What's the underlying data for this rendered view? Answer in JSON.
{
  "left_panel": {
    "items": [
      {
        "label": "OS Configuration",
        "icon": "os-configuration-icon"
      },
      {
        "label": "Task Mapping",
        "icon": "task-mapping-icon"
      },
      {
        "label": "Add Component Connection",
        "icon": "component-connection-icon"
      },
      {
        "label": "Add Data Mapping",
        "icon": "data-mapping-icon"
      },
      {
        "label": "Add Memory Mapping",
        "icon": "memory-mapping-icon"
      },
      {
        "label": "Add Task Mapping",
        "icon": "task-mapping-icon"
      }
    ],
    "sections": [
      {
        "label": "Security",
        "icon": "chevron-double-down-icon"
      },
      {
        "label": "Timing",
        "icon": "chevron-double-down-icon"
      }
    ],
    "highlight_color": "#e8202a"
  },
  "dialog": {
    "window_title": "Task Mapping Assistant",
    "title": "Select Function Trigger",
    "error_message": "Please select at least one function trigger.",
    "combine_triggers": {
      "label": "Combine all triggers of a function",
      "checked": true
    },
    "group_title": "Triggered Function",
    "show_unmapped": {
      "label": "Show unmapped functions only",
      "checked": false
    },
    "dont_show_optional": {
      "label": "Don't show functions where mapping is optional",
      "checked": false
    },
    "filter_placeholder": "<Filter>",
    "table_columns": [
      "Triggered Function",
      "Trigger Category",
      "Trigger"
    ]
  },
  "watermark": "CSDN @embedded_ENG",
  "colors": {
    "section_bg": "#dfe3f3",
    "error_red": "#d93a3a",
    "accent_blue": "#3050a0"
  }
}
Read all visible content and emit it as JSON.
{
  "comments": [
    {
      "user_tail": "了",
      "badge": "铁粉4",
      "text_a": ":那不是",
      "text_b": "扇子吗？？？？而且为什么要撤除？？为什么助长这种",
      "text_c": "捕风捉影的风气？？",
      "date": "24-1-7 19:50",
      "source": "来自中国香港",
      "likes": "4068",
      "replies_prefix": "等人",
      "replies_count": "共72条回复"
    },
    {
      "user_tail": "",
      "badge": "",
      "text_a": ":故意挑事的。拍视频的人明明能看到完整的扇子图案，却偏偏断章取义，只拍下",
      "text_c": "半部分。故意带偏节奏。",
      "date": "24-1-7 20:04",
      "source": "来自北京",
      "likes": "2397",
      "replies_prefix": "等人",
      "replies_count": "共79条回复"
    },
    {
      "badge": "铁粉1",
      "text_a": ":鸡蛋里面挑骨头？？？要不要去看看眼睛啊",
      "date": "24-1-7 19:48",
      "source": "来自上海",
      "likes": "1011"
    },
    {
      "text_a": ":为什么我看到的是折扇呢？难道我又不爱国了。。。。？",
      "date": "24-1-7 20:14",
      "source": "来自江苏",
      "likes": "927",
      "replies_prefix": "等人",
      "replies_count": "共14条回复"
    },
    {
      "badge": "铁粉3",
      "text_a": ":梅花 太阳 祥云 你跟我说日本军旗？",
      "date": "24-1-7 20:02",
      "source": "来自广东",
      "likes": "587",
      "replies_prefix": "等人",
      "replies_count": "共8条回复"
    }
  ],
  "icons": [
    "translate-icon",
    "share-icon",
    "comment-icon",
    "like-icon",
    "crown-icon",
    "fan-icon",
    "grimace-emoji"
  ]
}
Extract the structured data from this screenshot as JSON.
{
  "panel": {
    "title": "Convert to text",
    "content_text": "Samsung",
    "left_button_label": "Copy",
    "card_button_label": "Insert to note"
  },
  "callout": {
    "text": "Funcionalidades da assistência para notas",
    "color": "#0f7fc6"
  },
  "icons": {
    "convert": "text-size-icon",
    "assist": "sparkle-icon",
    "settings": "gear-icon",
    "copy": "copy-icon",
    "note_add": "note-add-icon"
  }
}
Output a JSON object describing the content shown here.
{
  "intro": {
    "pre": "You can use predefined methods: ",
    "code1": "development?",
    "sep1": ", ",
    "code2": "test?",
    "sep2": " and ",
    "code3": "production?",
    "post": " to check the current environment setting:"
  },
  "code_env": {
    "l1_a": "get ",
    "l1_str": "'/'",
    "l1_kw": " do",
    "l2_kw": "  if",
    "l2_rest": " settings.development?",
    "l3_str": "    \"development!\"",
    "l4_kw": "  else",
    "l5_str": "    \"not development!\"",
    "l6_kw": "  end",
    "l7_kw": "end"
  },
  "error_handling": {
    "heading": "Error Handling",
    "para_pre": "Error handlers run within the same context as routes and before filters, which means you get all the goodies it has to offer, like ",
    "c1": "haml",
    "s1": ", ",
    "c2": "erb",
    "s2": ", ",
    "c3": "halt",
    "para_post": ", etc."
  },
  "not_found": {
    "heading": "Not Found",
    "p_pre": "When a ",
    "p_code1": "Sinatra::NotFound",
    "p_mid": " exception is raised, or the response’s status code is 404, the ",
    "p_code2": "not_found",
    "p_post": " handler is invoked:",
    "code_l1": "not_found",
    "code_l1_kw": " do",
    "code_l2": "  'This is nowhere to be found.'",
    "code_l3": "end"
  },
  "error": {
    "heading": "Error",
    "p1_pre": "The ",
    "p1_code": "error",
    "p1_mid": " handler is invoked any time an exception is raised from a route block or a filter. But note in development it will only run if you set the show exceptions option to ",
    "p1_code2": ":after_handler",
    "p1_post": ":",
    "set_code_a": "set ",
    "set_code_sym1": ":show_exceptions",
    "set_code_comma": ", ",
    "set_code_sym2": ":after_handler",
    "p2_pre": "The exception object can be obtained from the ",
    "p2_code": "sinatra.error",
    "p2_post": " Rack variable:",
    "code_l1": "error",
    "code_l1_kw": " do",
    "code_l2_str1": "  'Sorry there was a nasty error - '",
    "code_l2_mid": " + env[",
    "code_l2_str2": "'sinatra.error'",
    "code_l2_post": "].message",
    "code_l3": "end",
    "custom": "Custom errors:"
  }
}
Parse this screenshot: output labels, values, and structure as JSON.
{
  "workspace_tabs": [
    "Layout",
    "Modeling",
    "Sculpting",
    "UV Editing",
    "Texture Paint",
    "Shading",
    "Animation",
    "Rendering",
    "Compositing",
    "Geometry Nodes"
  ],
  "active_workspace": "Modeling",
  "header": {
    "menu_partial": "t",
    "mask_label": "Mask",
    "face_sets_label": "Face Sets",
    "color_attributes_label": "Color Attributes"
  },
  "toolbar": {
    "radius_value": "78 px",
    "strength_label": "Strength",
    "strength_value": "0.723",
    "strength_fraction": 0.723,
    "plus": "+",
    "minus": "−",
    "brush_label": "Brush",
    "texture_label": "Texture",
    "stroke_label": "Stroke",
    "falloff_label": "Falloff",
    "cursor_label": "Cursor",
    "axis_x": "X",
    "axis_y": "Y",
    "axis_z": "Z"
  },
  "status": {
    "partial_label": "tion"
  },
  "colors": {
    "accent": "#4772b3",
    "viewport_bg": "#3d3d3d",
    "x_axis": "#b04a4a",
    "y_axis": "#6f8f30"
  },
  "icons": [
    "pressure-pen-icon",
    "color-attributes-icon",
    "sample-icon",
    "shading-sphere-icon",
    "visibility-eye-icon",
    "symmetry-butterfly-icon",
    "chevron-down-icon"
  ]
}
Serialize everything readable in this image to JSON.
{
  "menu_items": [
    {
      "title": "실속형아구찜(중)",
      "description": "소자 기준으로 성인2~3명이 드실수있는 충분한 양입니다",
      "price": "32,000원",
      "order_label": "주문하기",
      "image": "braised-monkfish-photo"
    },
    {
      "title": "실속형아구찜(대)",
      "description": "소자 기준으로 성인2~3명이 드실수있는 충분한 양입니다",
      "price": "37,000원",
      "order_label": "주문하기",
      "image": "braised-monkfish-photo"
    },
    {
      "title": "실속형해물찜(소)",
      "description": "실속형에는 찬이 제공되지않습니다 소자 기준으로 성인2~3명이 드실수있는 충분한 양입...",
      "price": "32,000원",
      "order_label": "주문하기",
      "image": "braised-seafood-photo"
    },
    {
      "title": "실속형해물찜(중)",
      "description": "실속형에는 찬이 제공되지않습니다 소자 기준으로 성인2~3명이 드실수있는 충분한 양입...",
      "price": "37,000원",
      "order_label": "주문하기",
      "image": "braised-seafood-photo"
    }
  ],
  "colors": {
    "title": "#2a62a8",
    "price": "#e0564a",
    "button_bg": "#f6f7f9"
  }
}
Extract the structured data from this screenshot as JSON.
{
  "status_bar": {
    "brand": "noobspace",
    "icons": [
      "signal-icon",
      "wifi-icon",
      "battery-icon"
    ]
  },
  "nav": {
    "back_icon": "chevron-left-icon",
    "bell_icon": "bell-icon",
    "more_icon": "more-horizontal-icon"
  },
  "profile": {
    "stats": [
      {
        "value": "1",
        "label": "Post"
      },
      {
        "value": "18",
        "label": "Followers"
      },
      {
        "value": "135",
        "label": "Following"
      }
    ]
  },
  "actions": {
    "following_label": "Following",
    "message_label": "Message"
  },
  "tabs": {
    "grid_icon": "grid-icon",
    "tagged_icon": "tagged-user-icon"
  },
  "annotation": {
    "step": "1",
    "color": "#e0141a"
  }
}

——

### Task statement
Write out exactly the lines starting with the one that holds "Serialize everything readable" and running through the last line above.

### Final result
Serialize everything readable in this image to JSON.
{
  "menu_items": [
    {
      "title": "실속형아구찜(중)",
      "description": "소자 기준으로 성인2~3명이 드실수있는 충분한 양입니다",
      "price": "32,000원",
      "order_label": "주문하기",
      "image": "braised-monkfish-photo"
    },
    {
      "title": "실속형아구찜(대)",
      "description": "소자 기준으로 성인2~3명이 드실수있는 충분한 양입니다",
      "price": "37,000원",
      "order_label": "주문하기",
      "image": "braised-monkfish-photo"
    },
    {
      "title": "실속형해물찜(소)",
      "description": "실속형에는 찬이 제공되지않습니다 소자 기준으로 성인2~3명이 드실수있는 충분한 양입...",
      "price": "32,000원",
      "order_label": "주문하기",
      "image": "braised-seafood-photo"
    },
    {
      "title": "실속형해물찜(중)",
      "description": "실속형에는 찬이 제공되지않습니다 소자 기준으로 성인2~3명이 드실수있는 충분한 양입...",
      "price": "37,000원",
      "order_label": "주문하기",
      "image": "braised-seafood-photo"
    }
  ],
  "colors": {
    "title": "#2a62a8",
    "price": "#e0564a",
    "button_bg": "#f6f7f9"
  }
}
Extract the structured data from this screenshot as JSON.
{
  "status_bar": {
    "brand": "noobspace",
    "icons": [
      "signal-icon",
      "wifi-icon",
      "battery-icon"
    ]
  },
  "nav": {
    "back_icon": "chevron-left-icon",
    "bell_icon": "bell-icon",
    "more_icon": "more-horizontal-icon"
  },
  "profile": {
    "stats": [
      {
        "value": "1",
        "label": "Post"
      },
      {
        "value": "18",
        "label": "Followers"
      },
      {
        "value": "135",
        "label": "Following"
      }
    ]
  },
  "actions": {
    "following_label": "Following",
    "message_label": "Message"
  },
  "tabs": {
    "grid_icon": "grid-icon",
    "tagged_icon": "tagged-user-icon"
  },
  "annotation": {
    "step": "1",
    "color": "#e0141a"
  }
}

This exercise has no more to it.